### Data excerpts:
——————————

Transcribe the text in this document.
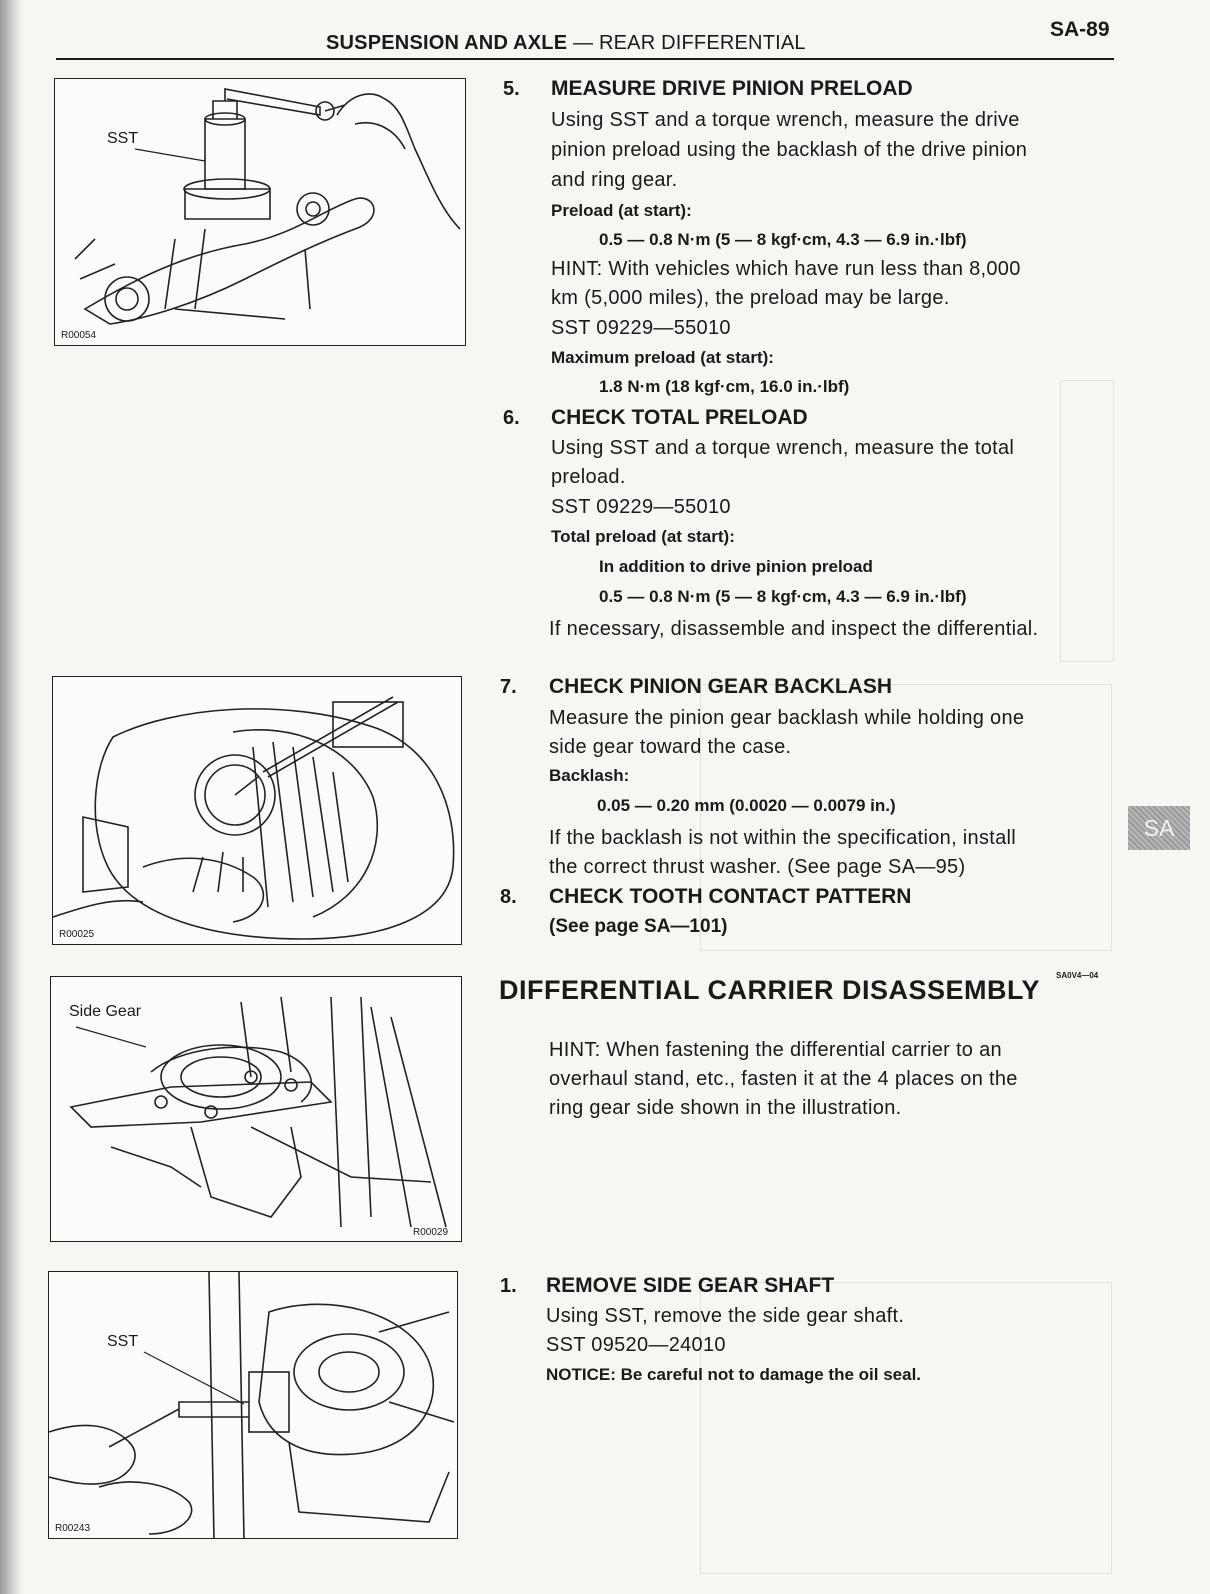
SUSPENSION AND AXLE — REAR DIFFERENTIAL
SA-89
SST
R00054
R00025
Side Gear
R00029
SST
R00243
5. MEASURE DRIVE PINION PRELOAD
Using SST and a torque wrench, measure the drive
pinion preload using the backlash of the drive pinion
and ring gear.
Preload (at start):
0.5 — 0.8 N·m (5 — 8 kgf·cm, 4.3 — 6.9 in.·lbf)
HINT: With vehicles which have run less than 8,000
km (5,000 miles), the preload may be large.
SST 09229—55010
Maximum preload (at start):
1.8 N·m (18 kgf·cm, 16.0 in.·lbf)
6. CHECK TOTAL PRELOAD
Using SST and a torque wrench, measure the total
preload.
SST 09229—55010
Total preload (at start):
In addition to drive pinion preload
0.5 — 0.8 N·m (5 — 8 kgf·cm, 4.3 — 6.9 in.·lbf)
If necessary, disassemble and inspect the differential.
7. CHECK PINION GEAR BACKLASH
Measure the pinion gear backlash while holding one
side gear toward the case.
Backlash:
0.05 — 0.20 mm (0.0020 — 0.0079 in.)
If the backlash is not within the specification, install
the correct thrust washer. (See page SA—95)
8. CHECK TOOTH CONTACT PATTERN
(See page SA—101)
DIFFERENTIAL CARRIER DISASSEMBLY SA0V4—04
HINT: When fastening the differential carrier to an
overhaul stand, etc., fasten it at the 4 places on the
ring gear side shown in the illustration.
1. REMOVE SIDE GEAR SHAFT
Using SST, remove the side gear shaft.
SST 09520—24010
NOTICE: Be careful not to damage the oil seal.
SA
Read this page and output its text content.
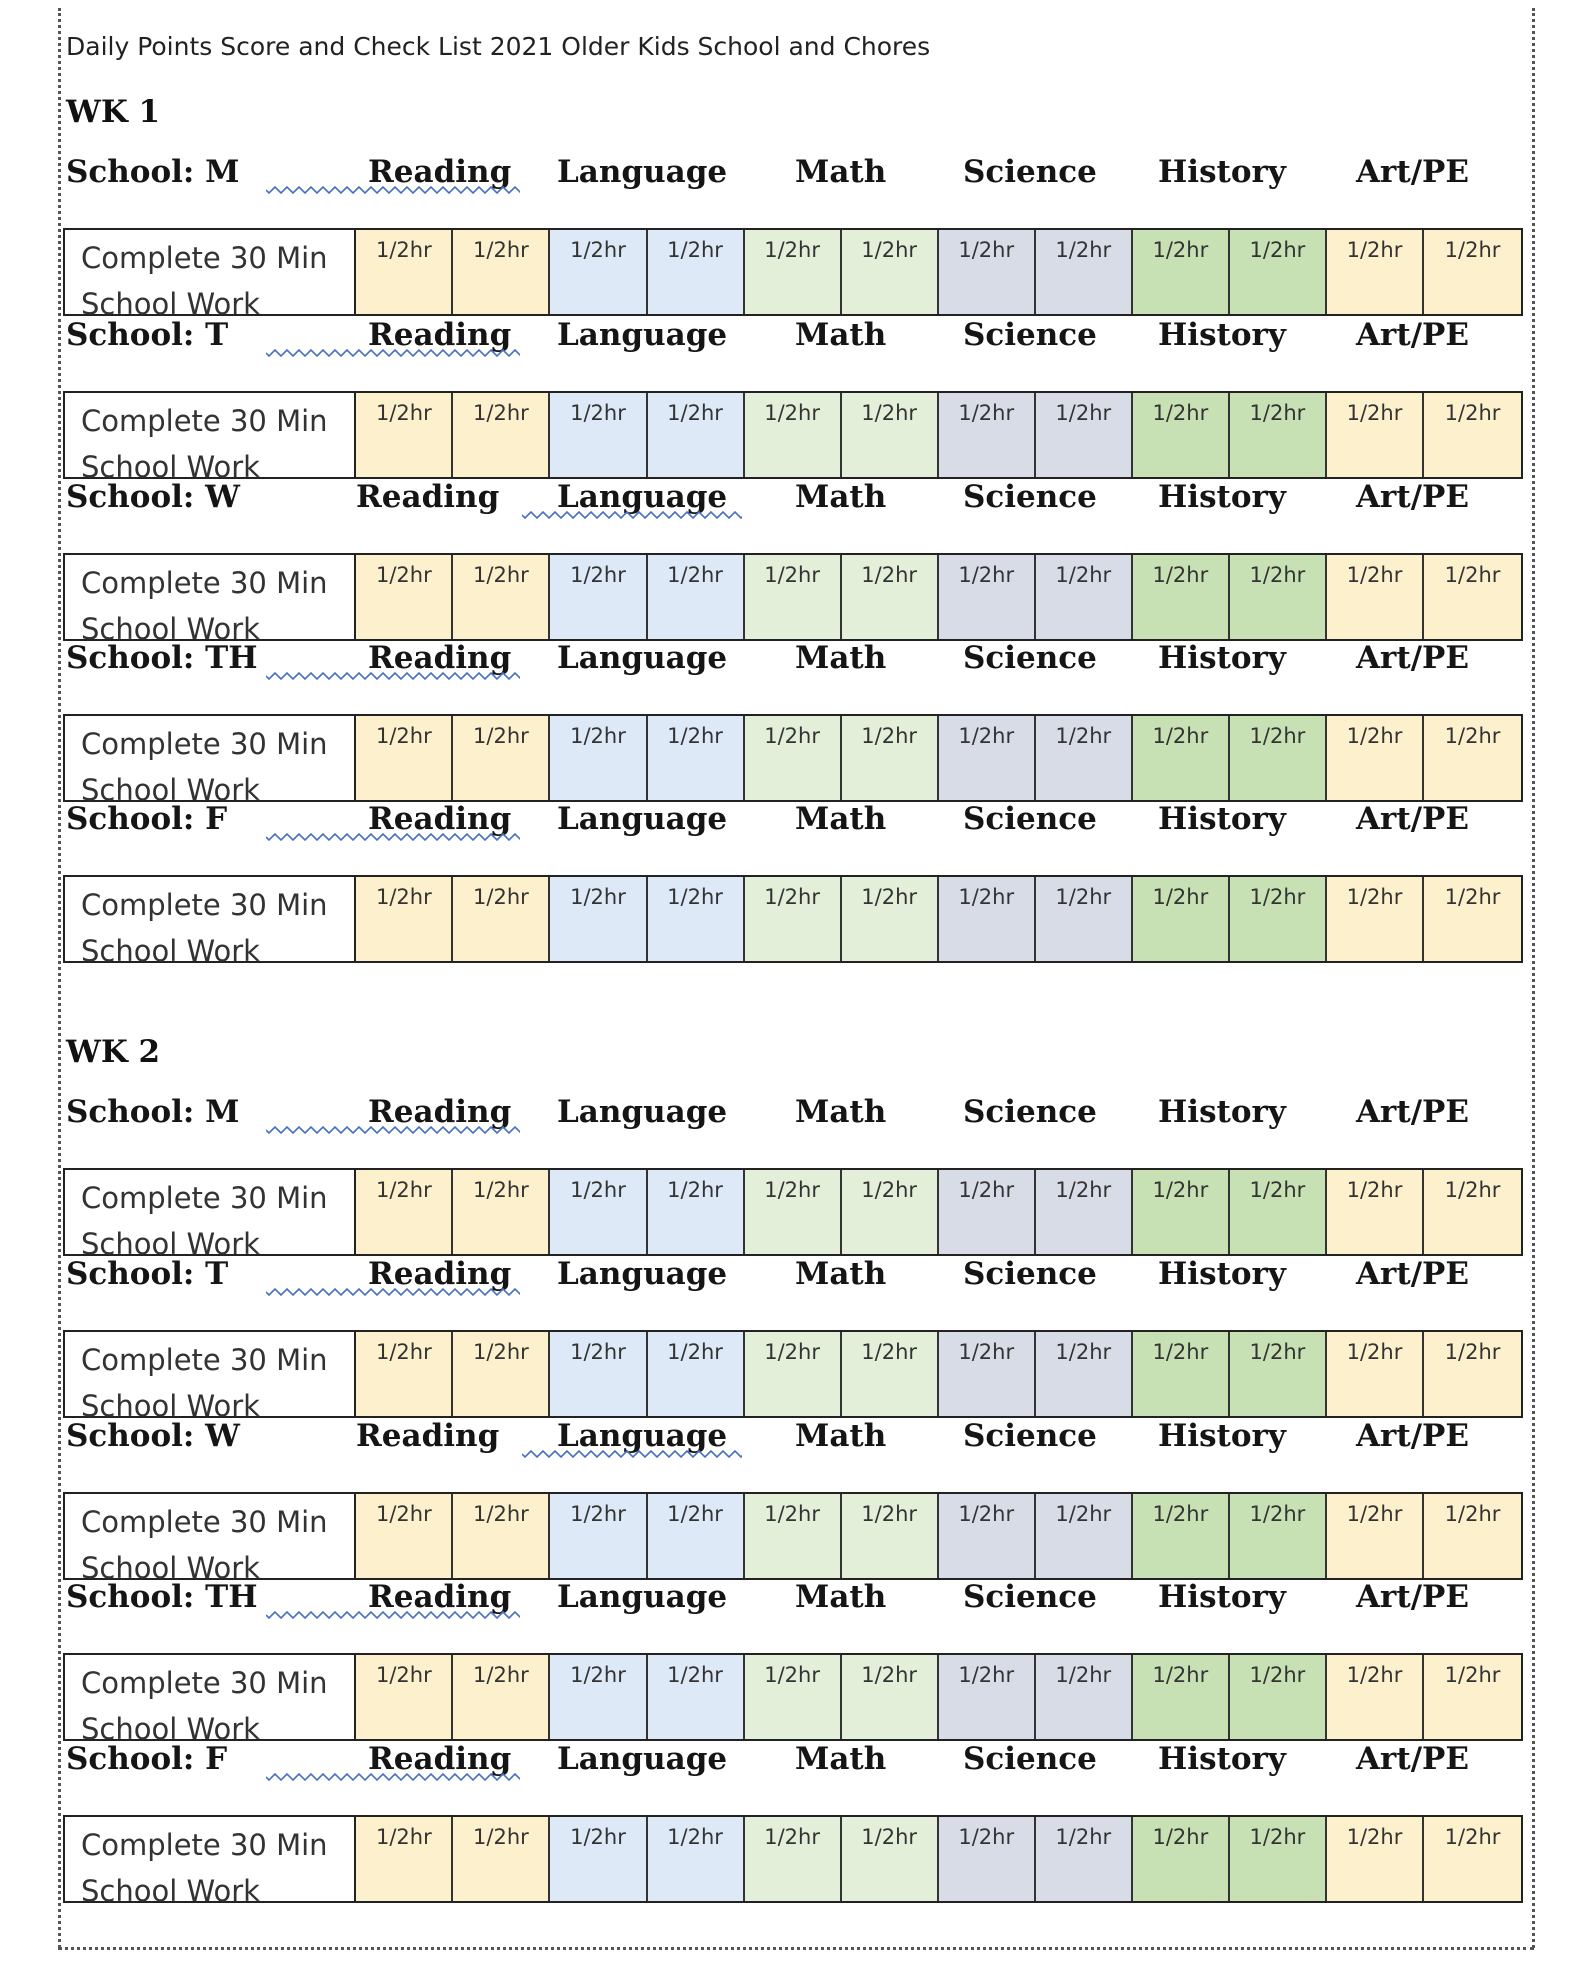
Daily Points Score and Check List 2021 Older Kids School and Chores
WK 1
School: M	Reading Language Math Science History Art/PE
Complete 30 Min
School Work
1/2hr	1/2hr	1/2hr	1/2hr	1/2hr	1/2hr	1/2hr	1/2hr	1/2hr	1/2hr	1/2hr	1/2hr
School: T	Reading Language Math Science History Art/PE
Complete 30 Min
School Work
1/2hr	1/2hr	1/2hr	1/2hr	1/2hr	1/2hr	1/2hr	1/2hr	1/2hr	1/2hr	1/2hr	1/2hr
School: W	Reading Language Math Science History Art/PE
Complete 30 Min
School Work
1/2hr	1/2hr	1/2hr	1/2hr	1/2hr	1/2hr	1/2hr	1/2hr	1/2hr	1/2hr	1/2hr	1/2hr
School: TH	Reading Language Math Science History Art/PE
Complete 30 Min
School Work
1/2hr	1/2hr	1/2hr	1/2hr	1/2hr	1/2hr	1/2hr	1/2hr	1/2hr	1/2hr	1/2hr	1/2hr
School: F	Reading Language Math Science History Art/PE
Complete 30 Min
School Work
1/2hr	1/2hr	1/2hr	1/2hr	1/2hr	1/2hr	1/2hr	1/2hr	1/2hr	1/2hr	1/2hr	1/2hr
WK 2
School: M	Reading Language Math Science History Art/PE
Complete 30 Min
School Work
1/2hr	1/2hr	1/2hr	1/2hr	1/2hr	1/2hr	1/2hr	1/2hr	1/2hr	1/2hr	1/2hr	1/2hr
School: T	Reading Language Math Science History Art/PE
Complete 30 Min
School Work
1/2hr	1/2hr	1/2hr	1/2hr	1/2hr	1/2hr	1/2hr	1/2hr	1/2hr	1/2hr	1/2hr	1/2hr
School: W	Reading Language Math Science History Art/PE
Complete 30 Min
School Work
1/2hr	1/2hr	1/2hr	1/2hr	1/2hr	1/2hr	1/2hr	1/2hr	1/2hr	1/2hr	1/2hr	1/2hr
School: TH	Reading Language Math Science History Art/PE
Complete 30 Min
School Work
1/2hr	1/2hr	1/2hr	1/2hr	1/2hr	1/2hr	1/2hr	1/2hr	1/2hr	1/2hr	1/2hr	1/2hr
School: F	Reading Language Math Science History Art/PE
Complete 30 Min
School Work
1/2hr	1/2hr	1/2hr	1/2hr	1/2hr	1/2hr	1/2hr	1/2hr	1/2hr	1/2hr	1/2hr	1/2hr
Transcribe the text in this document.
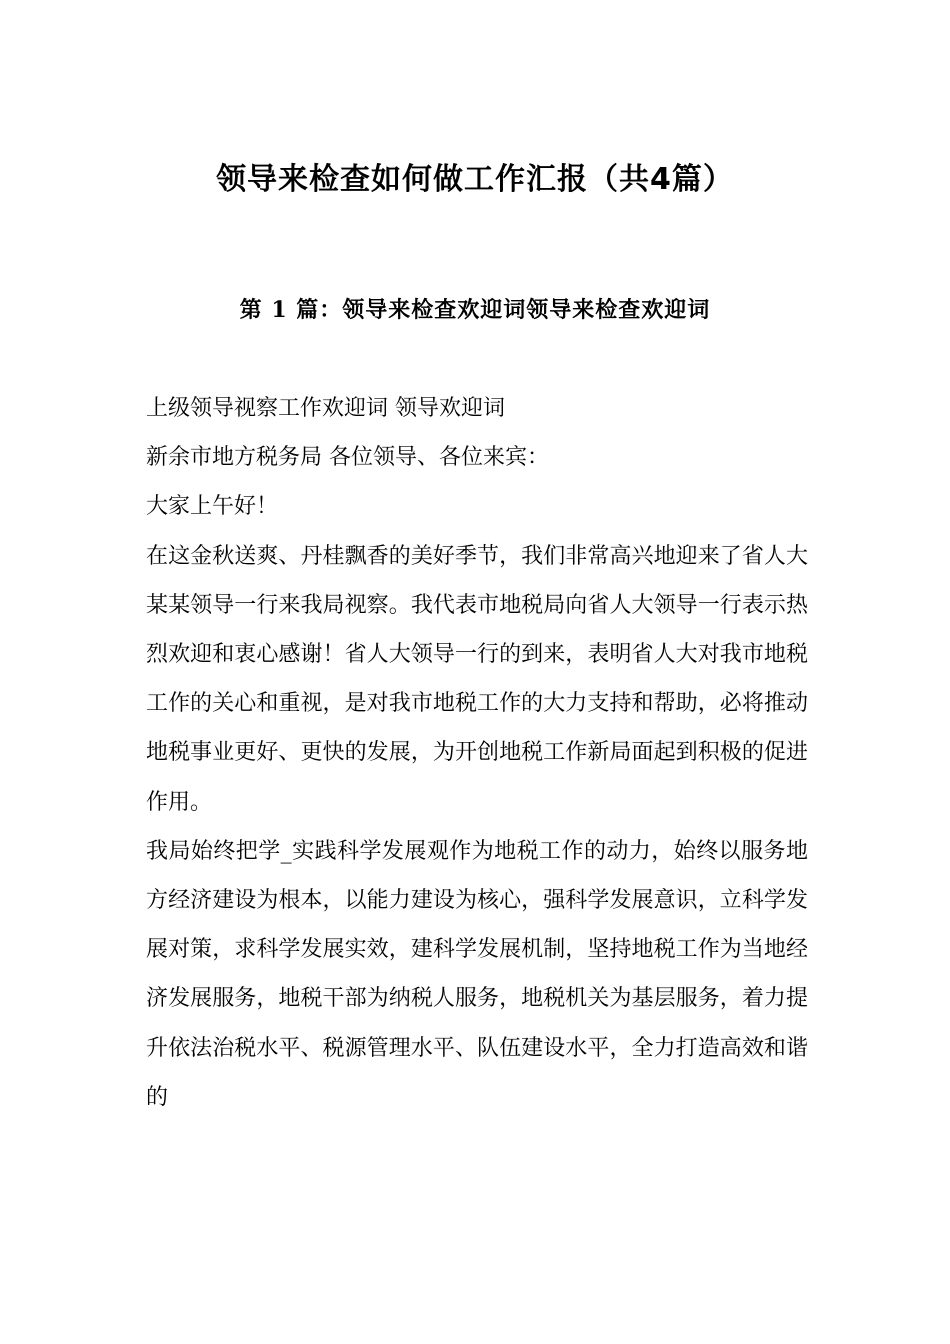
领导来检查如何做工作汇报（共4篇）
第 1 篇：领导来检查欢迎词领导来检查欢迎词

上级领导视察工作欢迎词 领导欢迎词

新余市地方税务局 各位领导、各位来宾：

大家上午好！

在这金秋送爽、丹桂飘香的美好季节，我们非常高兴地迎来了省人大某某领导一行来我局视察。我代表市地税局向省人大领导一行表示热烈欢迎和衷心感谢！省人大领导一行的到来，表明省人大对我市地税工作的关心和重视，是对我市地税工作的大力支持和帮助，必将推动地税事业更好、更快的发展，为开创地税工作新局面起到积极的促进作用。

我局始终把学_实践科学发展观作为地税工作的动力，始终以服务地方经济建设为根本，以能力建设为核心，强科学发展意识，立科学发展对策，求科学发展实效，建科学发展机制，坚持地税工作为当地经济发展服务，地税干部为纳税人服务，地税机关为基层服务，着力提升依法治税水平、税源管理水平、队伍建设水平，全力打造高效和谐的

——————————

### Your task:
All of the lines above should be retyped precisely, apart from the pictures.

### Written response:
Transcribe the text in this document.
SUSPENSION AND AXLE — REAR DIFFERENTIAL
SA-89
SST
R00054
R00025
Side Gear
R00029
SST
R00243
5. MEASURE DRIVE PINION PRELOAD
Using SST and a torque wrench, measure the drive
pinion preload using the backlash of the drive pinion
and ring gear.
Preload (at start):
0.5 — 0.8 N·m (5 — 8 kgf·cm, 4.3 — 6.9 in.·lbf)
HINT: With vehicles which have run less than 8,000
km (5,000 miles), the preload may be large.
SST 09229—55010
Maximum preload (at start):
1.8 N·m (18 kgf·cm, 16.0 in.·lbf)
6. CHECK TOTAL PRELOAD
Using SST and a torque wrench, measure the total
preload.
SST 09229—55010
Total preload (at start):
In addition to drive pinion preload
0.5 — 0.8 N·m (5 — 8 kgf·cm, 4.3 — 6.9 in.·lbf)
If necessary, disassemble and inspect the differential.
7. CHECK PINION GEAR BACKLASH
Measure the pinion gear backlash while holding one
side gear toward the case.
Backlash:
0.05 — 0.20 mm (0.0020 — 0.0079 in.)
If the backlash is not within the specification, install
the correct thrust washer. (See page SA—95)
8. CHECK TOOTH CONTACT PATTERN
(See page SA—101)
DIFFERENTIAL CARRIER DISASSEMBLY SA0V4—04
HINT: When fastening the differential carrier to an
overhaul stand, etc., fasten it at the 4 places on the
ring gear side shown in the illustration.
1. REMOVE SIDE GEAR SHAFT
Using SST, remove the side gear shaft.
SST 09520—24010
NOTICE: Be careful not to damage the oil seal.
SA
Read this page and output its text content.
Daily Points Score and Check List 2021 Older Kids School and Chores
WK 1
School: M	Reading Language Math Science History Art/PE
Complete 30 Min
School Work
1/2hr	1/2hr	1/2hr	1/2hr	1/2hr	1/2hr	1/2hr	1/2hr	1/2hr	1/2hr	1/2hr	1/2hr
School: T	Reading Language Math Science History Art/PE
Complete 30 Min
School Work
1/2hr	1/2hr	1/2hr	1/2hr	1/2hr	1/2hr	1/2hr	1/2hr	1/2hr	1/2hr	1/2hr	1/2hr
School: W	Reading Language Math Science History Art/PE
Complete 30 Min
School Work
1/2hr	1/2hr	1/2hr	1/2hr	1/2hr	1/2hr	1/2hr	1/2hr	1/2hr	1/2hr	1/2hr	1/2hr
School: TH	Reading Language Math Science History Art/PE
Complete 30 Min
School Work
1/2hr	1/2hr	1/2hr	1/2hr	1/2hr	1/2hr	1/2hr	1/2hr	1/2hr	1/2hr	1/2hr	1/2hr
School: F	Reading Language Math Science History Art/PE
Complete 30 Min
School Work
1/2hr	1/2hr	1/2hr	1/2hr	1/2hr	1/2hr	1/2hr	1/2hr	1/2hr	1/2hr	1/2hr	1/2hr
WK 2
School: M	Reading Language Math Science History Art/PE
Complete 30 Min
School Work
1/2hr	1/2hr	1/2hr	1/2hr	1/2hr	1/2hr	1/2hr	1/2hr	1/2hr	1/2hr	1/2hr	1/2hr
School: T	Reading Language Math Science History Art/PE
Complete 30 Min
School Work
1/2hr	1/2hr	1/2hr	1/2hr	1/2hr	1/2hr	1/2hr	1/2hr	1/2hr	1/2hr	1/2hr	1/2hr
School: W	Reading Language Math Science History Art/PE
Complete 30 Min
School Work
1/2hr	1/2hr	1/2hr	1/2hr	1/2hr	1/2hr	1/2hr	1/2hr	1/2hr	1/2hr	1/2hr	1/2hr
School: TH	Reading Language Math Science History Art/PE
Complete 30 Min
School Work
1/2hr	1/2hr	1/2hr	1/2hr	1/2hr	1/2hr	1/2hr	1/2hr	1/2hr	1/2hr	1/2hr	1/2hr
School: F	Reading Language Math Science History Art/PE
Complete 30 Min
School Work
1/2hr	1/2hr	1/2hr	1/2hr	1/2hr	1/2hr	1/2hr	1/2hr	1/2hr	1/2hr	1/2hr	1/2hr
Transcribe the text in this document.
领导来检查如何做工作汇报（共4篇）
第 1 篇：领导来检查欢迎词领导来检查欢迎词

上级领导视察工作欢迎词 领导欢迎词

新余市地方税务局 各位领导、各位来宾：

大家上午好！

在这金秋送爽、丹桂飘香的美好季节，我们非常高兴地迎来了省人大某某领导一行来我局视察。我代表市地税局向省人大领导一行表示热烈欢迎和衷心感谢！省人大领导一行的到来，表明省人大对我市地税工作的关心和重视，是对我市地税工作的大力支持和帮助，必将推动地税事业更好、更快的发展，为开创地税工作新局面起到积极的促进作用。

我局始终把学_实践科学发展观作为地税工作的动力，始终以服务地方经济建设为根本，以能力建设为核心，强科学发展意识，立科学发展对策，求科学发展实效，建科学发展机制，坚持地税工作为当地经济发展服务，地税干部为纳税人服务，地税机关为基层服务，着力提升依法治税水平、税源管理水平、队伍建设水平，全力打造高效和谐的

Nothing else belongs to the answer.